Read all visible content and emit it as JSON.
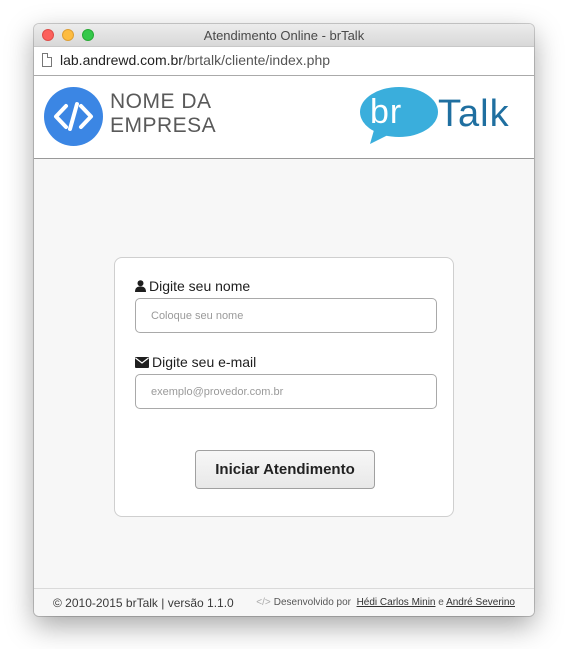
{
  "window": {
    "title": "Atendimento Online - brTalk"
  },
  "urlbar": {
    "host": "lab.andrewd.com.br",
    "path": "/brtalk/cliente/index.php"
  },
  "header": {
    "company_line1": "NOME DA",
    "company_line2": "EMPRESA",
    "brand_bubble": "br",
    "brand_word": "Talk"
  },
  "colors": {
    "logo_blue": "#3b86e4",
    "brand_light_blue": "#3aaedc",
    "brand_dark_blue": "#1f6fa0"
  },
  "form": {
    "name_label": "Digite seu nome",
    "name_placeholder": "Coloque seu nome",
    "email_label": "Digite seu e-mail",
    "email_placeholder": "exemplo@provedor.com.br",
    "submit_label": "Iniciar Atendimento"
  },
  "footer": {
    "copyright": "© 2010-2015 brTalk | versão 1.1.0",
    "dev_prefix": "Desenvolvido por",
    "dev_code_glyph": "</>",
    "dev1": "Hédi Carlos Minin",
    "dev_conj": "e",
    "dev2": "André Severino"
  },
  "icons": {
    "name_label_icon": "user-icon",
    "email_label_icon": "envelope-icon",
    "company_logo_icon": "code-icon",
    "url_icon": "page-icon"
  }
}
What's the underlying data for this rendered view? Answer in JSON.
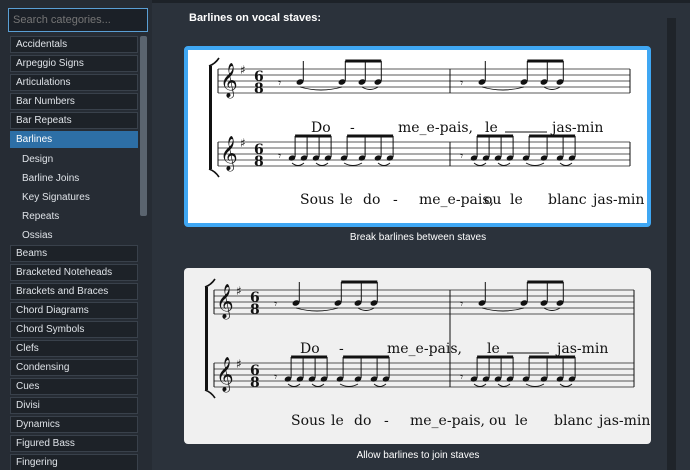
{
  "search": {
    "placeholder": "Search categories..."
  },
  "categories_top": [
    "Accidentals",
    "Arpeggio Signs",
    "Articulations",
    "Bar Numbers",
    "Bar Repeats"
  ],
  "selected_category": "Barlines",
  "subcategories": [
    "Design",
    "Barline Joins",
    "Key Signatures",
    "Repeats",
    "Ossias"
  ],
  "categories_bottom": [
    "Beams",
    "Bracketed Noteheads",
    "Brackets and Braces",
    "Chord Diagrams",
    "Chord Symbols",
    "Clefs",
    "Condensing",
    "Cues",
    "Divisi",
    "Dynamics",
    "Figured Bass",
    "Fingering"
  ],
  "main": {
    "section_title": "Barlines on vocal staves:",
    "options": [
      {
        "caption": "Break barlines between staves",
        "selected": true,
        "lyrics_top": [
          "Do",
          "-",
          "me_e-pais,",
          "le",
          "jas-min"
        ],
        "lyrics_bottom": [
          "Sous",
          "le",
          "do",
          "-",
          "me_e-pais,",
          "ou",
          "le",
          "blanc",
          "jas-min"
        ]
      },
      {
        "caption": "Allow barlines to join staves",
        "selected": false,
        "lyrics_top": [
          "Do",
          "-",
          "me_e-pais,",
          "le",
          "jas-min"
        ],
        "lyrics_bottom": [
          "Sous",
          "le",
          "do",
          "-",
          "me_e-pais,",
          "ou",
          "le",
          "blanc",
          "jas-min"
        ]
      }
    ],
    "time_signature": {
      "numerator": "6",
      "denominator": "8"
    }
  },
  "colors": {
    "accent": "#3fa7f3",
    "selected_item": "#2d6fa6",
    "panel": "#262c34",
    "background": "#2b323b"
  }
}
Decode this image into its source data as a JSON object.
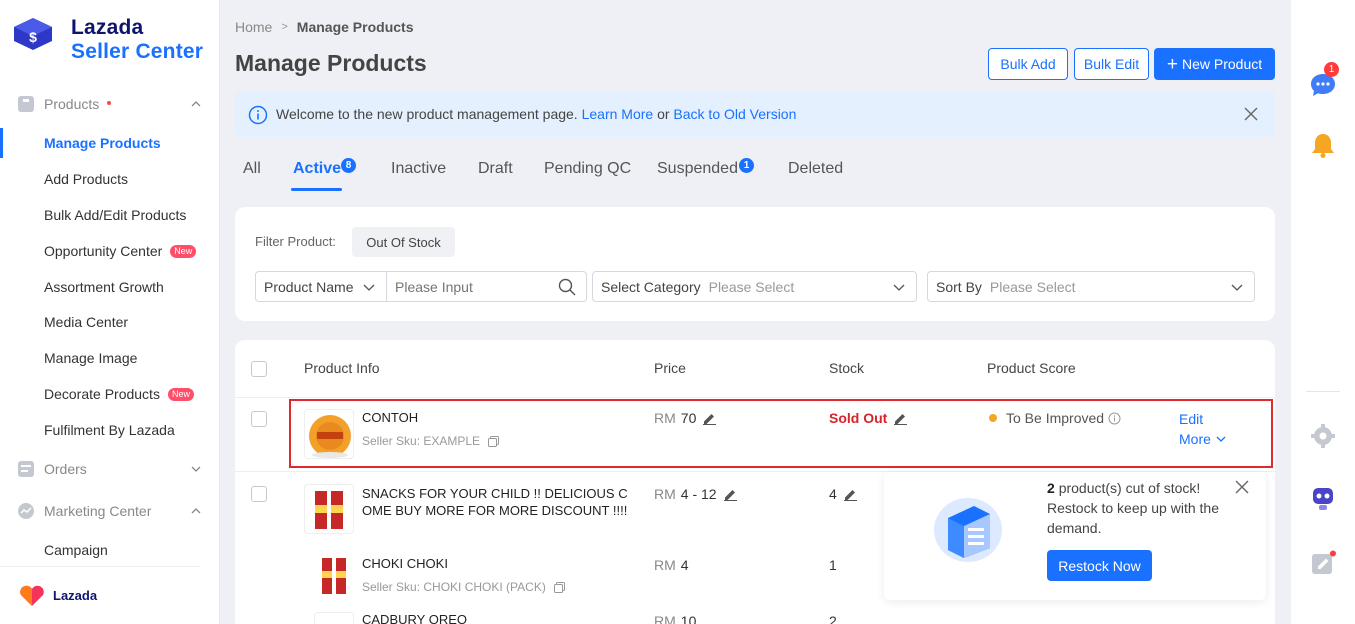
{
  "brand": {
    "line1": "Lazada",
    "line2": "Seller Center",
    "footer": "Lazada"
  },
  "sidebar": {
    "sections": [
      {
        "label": "Products",
        "icon": "products-icon"
      },
      {
        "label": "Orders",
        "icon": "orders-icon"
      },
      {
        "label": "Marketing Center",
        "icon": "marketing-icon"
      }
    ],
    "items": [
      {
        "label": "Manage Products"
      },
      {
        "label": "Add Products"
      },
      {
        "label": "Bulk Add/Edit Products"
      },
      {
        "label": "Opportunity Center",
        "badge": "New"
      },
      {
        "label": "Assortment Growth"
      },
      {
        "label": "Media Center"
      },
      {
        "label": "Manage Image"
      },
      {
        "label": "Decorate Products",
        "badge": "New"
      },
      {
        "label": "Fulfilment By Lazada"
      },
      {
        "label": "Campaign"
      }
    ]
  },
  "breadcrumb": {
    "home": "Home",
    "sep": ">",
    "current": "Manage Products"
  },
  "page_title": "Manage Products",
  "header_buttons": {
    "bulk_add": "Bulk Add",
    "bulk_edit": "Bulk Edit",
    "new_product": "New Product",
    "plus": "+"
  },
  "notice": {
    "text": "Welcome to the new product management page.",
    "learn_more": "Learn More",
    "or": "or",
    "back": "Back to Old Version"
  },
  "tabs": [
    {
      "label": "All"
    },
    {
      "label": "Active",
      "count": "8"
    },
    {
      "label": "Inactive"
    },
    {
      "label": "Draft"
    },
    {
      "label": "Pending QC"
    },
    {
      "label": "Suspended",
      "count": "1"
    },
    {
      "label": "Deleted"
    }
  ],
  "filter": {
    "label": "Filter Product:",
    "chip": "Out Of Stock",
    "product_name": "Product Name",
    "search_placeholder": "Please Input",
    "category_label": "Select Category",
    "category_placeholder": "Please Select",
    "sort_label": "Sort By",
    "sort_placeholder": "Please Select"
  },
  "table": {
    "headers": {
      "info": "Product Info",
      "price": "Price",
      "stock": "Stock",
      "score": "Product Score"
    },
    "rows": [
      {
        "name": "CONTOH",
        "sku": "Seller Sku: EXAMPLE",
        "currency": "RM",
        "price": "70",
        "stock": "Sold Out",
        "score": "To Be Improved",
        "edit": "Edit",
        "more": "More"
      },
      {
        "name_line1": "SNACKS FOR YOUR CHILD !! DELICIOUS C",
        "name_line2": "OME BUY MORE FOR MORE DISCOUNT !!!!",
        "currency": "RM",
        "price": "4 - 12",
        "stock": "4"
      },
      {
        "name": "CHOKI CHOKI",
        "sku": "Seller Sku: CHOKI CHOKI (PACK)",
        "currency": "RM",
        "price": "4",
        "stock": "1"
      },
      {
        "name": "CADBURY OREO",
        "currency": "RM",
        "price": "10",
        "stock": "2"
      }
    ]
  },
  "popover": {
    "count": "2",
    "text": "product(s) cut of stock! Restock to keep up with the demand.",
    "button": "Restock Now"
  },
  "rail": {
    "chat_badge": "1"
  },
  "colors": {
    "primary": "#1a71ff",
    "danger": "#d8232a",
    "score_dot": "#f5a623"
  }
}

____

* **Task prompt**: Nothing but a number is needed here: how many lines hold the string "text"?

* **Output of the exercise**: 2